• STATED EXERCISE: Read through the data and report every line in which the word "Story" occurs.

• RECORDS FOR PROCESSING:

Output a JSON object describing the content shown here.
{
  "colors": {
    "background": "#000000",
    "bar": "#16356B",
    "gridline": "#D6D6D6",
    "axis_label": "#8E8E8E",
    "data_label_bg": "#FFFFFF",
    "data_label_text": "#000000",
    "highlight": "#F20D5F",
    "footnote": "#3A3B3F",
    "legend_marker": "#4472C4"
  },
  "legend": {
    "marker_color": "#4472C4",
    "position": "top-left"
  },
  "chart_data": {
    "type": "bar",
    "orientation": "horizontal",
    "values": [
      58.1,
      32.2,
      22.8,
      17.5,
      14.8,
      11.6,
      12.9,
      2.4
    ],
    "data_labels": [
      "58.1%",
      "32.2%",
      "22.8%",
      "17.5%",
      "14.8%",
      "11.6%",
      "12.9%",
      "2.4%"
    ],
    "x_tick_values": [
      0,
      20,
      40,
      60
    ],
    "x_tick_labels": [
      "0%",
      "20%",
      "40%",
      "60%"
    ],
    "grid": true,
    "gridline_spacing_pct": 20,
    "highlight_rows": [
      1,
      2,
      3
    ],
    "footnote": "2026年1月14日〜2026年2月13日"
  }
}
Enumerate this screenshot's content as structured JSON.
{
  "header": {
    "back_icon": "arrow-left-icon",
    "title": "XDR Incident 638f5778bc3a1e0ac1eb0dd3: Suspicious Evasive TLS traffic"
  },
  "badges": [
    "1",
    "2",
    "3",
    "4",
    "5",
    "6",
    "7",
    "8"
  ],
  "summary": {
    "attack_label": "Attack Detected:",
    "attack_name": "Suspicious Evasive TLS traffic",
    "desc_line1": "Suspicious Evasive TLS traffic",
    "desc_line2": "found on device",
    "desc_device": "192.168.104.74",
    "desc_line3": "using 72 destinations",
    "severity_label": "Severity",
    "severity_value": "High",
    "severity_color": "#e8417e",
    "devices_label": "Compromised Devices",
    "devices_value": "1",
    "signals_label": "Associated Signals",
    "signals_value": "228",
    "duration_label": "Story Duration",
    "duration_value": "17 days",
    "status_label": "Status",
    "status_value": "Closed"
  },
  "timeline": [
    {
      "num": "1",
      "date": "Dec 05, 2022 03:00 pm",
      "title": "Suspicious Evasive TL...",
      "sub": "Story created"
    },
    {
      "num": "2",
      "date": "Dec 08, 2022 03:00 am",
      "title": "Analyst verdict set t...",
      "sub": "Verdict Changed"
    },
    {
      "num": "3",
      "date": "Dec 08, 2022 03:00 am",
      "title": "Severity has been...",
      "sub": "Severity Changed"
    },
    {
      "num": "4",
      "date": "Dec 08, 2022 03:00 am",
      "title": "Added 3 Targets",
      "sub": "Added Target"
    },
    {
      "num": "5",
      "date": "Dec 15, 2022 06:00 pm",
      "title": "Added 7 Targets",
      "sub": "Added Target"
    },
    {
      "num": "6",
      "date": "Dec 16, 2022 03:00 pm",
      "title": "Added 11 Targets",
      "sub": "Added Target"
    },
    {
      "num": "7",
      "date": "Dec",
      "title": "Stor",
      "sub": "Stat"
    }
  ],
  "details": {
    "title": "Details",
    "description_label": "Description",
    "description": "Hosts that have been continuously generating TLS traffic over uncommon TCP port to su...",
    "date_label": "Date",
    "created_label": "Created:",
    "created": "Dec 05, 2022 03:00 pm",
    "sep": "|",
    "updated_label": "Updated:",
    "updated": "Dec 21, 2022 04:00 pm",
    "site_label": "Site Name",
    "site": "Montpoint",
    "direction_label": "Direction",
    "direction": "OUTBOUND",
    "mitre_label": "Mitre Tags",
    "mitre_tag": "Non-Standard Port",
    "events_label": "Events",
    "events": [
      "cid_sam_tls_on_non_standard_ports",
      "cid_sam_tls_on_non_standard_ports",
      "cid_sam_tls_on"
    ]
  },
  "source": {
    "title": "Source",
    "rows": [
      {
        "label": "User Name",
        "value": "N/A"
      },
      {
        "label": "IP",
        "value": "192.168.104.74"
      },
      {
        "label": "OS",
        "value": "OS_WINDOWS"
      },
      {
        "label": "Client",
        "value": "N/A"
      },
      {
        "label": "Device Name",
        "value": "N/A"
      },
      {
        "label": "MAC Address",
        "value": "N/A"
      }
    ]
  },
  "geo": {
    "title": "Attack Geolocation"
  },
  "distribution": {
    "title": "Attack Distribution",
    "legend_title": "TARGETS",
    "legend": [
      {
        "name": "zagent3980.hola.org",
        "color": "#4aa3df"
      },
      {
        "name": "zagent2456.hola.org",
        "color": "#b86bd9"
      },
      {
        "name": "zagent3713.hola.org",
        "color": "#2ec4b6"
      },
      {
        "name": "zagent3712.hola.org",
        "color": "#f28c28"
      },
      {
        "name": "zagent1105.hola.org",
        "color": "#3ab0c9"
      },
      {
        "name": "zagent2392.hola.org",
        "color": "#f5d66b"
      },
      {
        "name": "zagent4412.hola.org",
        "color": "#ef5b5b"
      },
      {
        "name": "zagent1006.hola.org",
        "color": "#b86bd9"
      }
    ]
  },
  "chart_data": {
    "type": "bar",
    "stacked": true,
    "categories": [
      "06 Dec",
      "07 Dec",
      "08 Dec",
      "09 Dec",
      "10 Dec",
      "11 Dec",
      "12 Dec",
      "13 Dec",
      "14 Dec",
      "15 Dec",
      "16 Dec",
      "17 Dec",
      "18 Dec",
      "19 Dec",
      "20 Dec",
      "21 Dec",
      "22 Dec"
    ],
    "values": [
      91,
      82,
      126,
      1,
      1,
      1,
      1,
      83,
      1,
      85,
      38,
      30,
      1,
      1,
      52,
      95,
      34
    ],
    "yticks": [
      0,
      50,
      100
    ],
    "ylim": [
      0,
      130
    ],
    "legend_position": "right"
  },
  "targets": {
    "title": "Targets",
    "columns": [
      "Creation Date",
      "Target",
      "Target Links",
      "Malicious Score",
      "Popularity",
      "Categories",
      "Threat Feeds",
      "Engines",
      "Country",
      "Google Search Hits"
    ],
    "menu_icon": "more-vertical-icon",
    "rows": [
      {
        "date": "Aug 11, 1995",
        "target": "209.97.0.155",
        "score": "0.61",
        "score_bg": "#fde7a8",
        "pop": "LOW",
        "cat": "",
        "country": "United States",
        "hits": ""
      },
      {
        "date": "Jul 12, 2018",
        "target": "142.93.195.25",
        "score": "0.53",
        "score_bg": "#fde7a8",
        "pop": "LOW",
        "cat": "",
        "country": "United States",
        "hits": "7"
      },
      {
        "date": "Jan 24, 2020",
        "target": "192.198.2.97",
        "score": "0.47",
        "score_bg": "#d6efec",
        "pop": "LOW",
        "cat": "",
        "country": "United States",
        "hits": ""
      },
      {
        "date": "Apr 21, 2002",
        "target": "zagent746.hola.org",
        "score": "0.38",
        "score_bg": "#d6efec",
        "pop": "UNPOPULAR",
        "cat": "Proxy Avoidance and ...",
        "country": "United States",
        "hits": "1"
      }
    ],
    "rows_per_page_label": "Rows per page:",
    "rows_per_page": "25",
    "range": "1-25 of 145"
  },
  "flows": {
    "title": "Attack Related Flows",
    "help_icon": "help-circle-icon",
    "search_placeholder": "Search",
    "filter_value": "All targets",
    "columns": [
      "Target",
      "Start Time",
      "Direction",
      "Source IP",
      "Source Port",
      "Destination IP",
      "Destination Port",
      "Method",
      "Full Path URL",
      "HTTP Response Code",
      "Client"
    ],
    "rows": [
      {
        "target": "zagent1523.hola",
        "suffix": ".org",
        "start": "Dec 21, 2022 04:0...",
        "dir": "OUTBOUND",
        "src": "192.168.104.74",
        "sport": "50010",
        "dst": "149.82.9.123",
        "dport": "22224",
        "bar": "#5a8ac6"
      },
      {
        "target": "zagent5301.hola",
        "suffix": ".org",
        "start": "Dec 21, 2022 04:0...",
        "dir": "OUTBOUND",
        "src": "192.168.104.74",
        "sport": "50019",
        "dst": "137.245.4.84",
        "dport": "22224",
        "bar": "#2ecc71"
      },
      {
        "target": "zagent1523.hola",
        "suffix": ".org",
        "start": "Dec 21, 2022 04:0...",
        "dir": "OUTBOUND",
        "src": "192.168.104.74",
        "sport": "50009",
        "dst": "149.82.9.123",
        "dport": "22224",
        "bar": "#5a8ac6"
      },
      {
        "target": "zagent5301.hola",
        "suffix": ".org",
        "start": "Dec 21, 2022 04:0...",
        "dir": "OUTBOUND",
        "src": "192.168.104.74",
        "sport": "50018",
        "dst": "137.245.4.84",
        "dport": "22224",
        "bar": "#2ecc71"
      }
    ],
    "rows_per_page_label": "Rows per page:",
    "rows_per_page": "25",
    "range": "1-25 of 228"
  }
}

• RESPONSE TO THE EXERCISE:
    "duration_label": "Story Duration",
      "sub": "Story created"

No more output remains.